Task description: Please update the entries below by changing every "bounding box" to "enclosing rectangle" and leaving everything else unchanged.

(Stored items)
***
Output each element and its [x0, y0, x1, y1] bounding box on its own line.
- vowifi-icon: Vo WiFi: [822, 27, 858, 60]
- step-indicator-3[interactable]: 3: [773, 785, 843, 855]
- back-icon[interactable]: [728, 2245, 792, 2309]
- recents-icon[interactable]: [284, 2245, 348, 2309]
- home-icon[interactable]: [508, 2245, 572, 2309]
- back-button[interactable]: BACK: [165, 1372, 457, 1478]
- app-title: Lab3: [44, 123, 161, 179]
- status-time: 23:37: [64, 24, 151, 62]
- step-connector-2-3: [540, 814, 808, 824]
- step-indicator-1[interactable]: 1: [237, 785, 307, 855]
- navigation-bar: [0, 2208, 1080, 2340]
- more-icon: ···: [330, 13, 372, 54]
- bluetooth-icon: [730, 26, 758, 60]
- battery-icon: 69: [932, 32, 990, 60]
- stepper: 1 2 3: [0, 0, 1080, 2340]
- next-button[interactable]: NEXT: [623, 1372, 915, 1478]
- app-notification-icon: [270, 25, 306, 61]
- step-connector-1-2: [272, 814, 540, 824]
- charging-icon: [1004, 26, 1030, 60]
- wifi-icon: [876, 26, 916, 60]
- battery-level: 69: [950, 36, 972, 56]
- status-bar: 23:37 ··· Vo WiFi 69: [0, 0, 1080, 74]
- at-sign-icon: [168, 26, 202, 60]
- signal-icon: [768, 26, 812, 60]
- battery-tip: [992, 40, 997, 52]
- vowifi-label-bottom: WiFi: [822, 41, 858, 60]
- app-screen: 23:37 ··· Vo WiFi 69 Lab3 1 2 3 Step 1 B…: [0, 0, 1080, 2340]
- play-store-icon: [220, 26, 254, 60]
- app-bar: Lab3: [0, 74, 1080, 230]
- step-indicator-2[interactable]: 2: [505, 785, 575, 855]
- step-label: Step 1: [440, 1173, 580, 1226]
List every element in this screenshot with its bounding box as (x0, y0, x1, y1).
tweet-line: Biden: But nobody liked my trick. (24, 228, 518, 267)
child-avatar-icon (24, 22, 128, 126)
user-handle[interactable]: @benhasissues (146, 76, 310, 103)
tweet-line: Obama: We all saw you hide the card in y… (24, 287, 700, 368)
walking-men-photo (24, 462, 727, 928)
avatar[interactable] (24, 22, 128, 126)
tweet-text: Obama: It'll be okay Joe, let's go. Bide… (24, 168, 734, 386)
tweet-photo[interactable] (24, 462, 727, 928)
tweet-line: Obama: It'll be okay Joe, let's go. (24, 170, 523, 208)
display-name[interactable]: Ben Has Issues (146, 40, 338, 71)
***
Result of the task:
Output each element and its [x0, y0, x1, y1] enclosing rectangle on its own line.
- vowifi-icon: Vo WiFi: [822, 27, 858, 60]
- step-indicator-3[interactable]: 3: [773, 785, 843, 855]
- back-icon[interactable]: [728, 2245, 792, 2309]
- recents-icon[interactable]: [284, 2245, 348, 2309]
- home-icon[interactable]: [508, 2245, 572, 2309]
- back-button[interactable]: BACK: [165, 1372, 457, 1478]
- app-title: Lab3: [44, 123, 161, 179]
- status-time: 23:37: [64, 24, 151, 62]
- step-connector-2-3: [540, 814, 808, 824]
- step-indicator-1[interactable]: 1: [237, 785, 307, 855]
- navigation-bar: [0, 2208, 1080, 2340]
- more-icon: ···: [330, 13, 372, 54]
- bluetooth-icon: [730, 26, 758, 60]
- battery-icon: 69: [932, 32, 990, 60]
- stepper: 1 2 3: [0, 0, 1080, 2340]
- next-button[interactable]: NEXT: [623, 1372, 915, 1478]
- app-notification-icon: [270, 25, 306, 61]
- step-connector-1-2: [272, 814, 540, 824]
- charging-icon: [1004, 26, 1030, 60]
- wifi-icon: [876, 26, 916, 60]
- battery-level: 69: [950, 36, 972, 56]
- status-bar: 23:37 ··· Vo WiFi 69: [0, 0, 1080, 74]
- at-sign-icon: [168, 26, 202, 60]
- signal-icon: [768, 26, 812, 60]
- battery-tip: [992, 40, 997, 52]
- vowifi-label-bottom: WiFi: [822, 41, 858, 60]
- app-screen: 23:37 ··· Vo WiFi 69 Lab3 1 2 3 Step 1 B…: [0, 0, 1080, 2340]
- play-store-icon: [220, 26, 254, 60]
- app-bar: Lab3: [0, 74, 1080, 230]
- step-indicator-2[interactable]: 2: [505, 785, 575, 855]
- step-label: Step 1: [440, 1173, 580, 1226]
List every element in this screenshot with its enclosing rectangle as (x0, y0, x1, y1).
tweet-line: Biden: But nobody liked my trick. (24, 228, 518, 267)
child-avatar-icon (24, 22, 128, 126)
user-handle[interactable]: @benhasissues (146, 76, 310, 103)
tweet-line: Obama: We all saw you hide the card in y… (24, 287, 700, 368)
walking-men-photo (24, 462, 727, 928)
avatar[interactable] (24, 22, 128, 126)
tweet-text: Obama: It'll be okay Joe, let's go. Bide… (24, 168, 734, 386)
tweet-photo[interactable] (24, 462, 727, 928)
tweet-line: Obama: It'll be okay Joe, let's go. (24, 170, 523, 208)
display-name[interactable]: Ben Has Issues (146, 40, 338, 71)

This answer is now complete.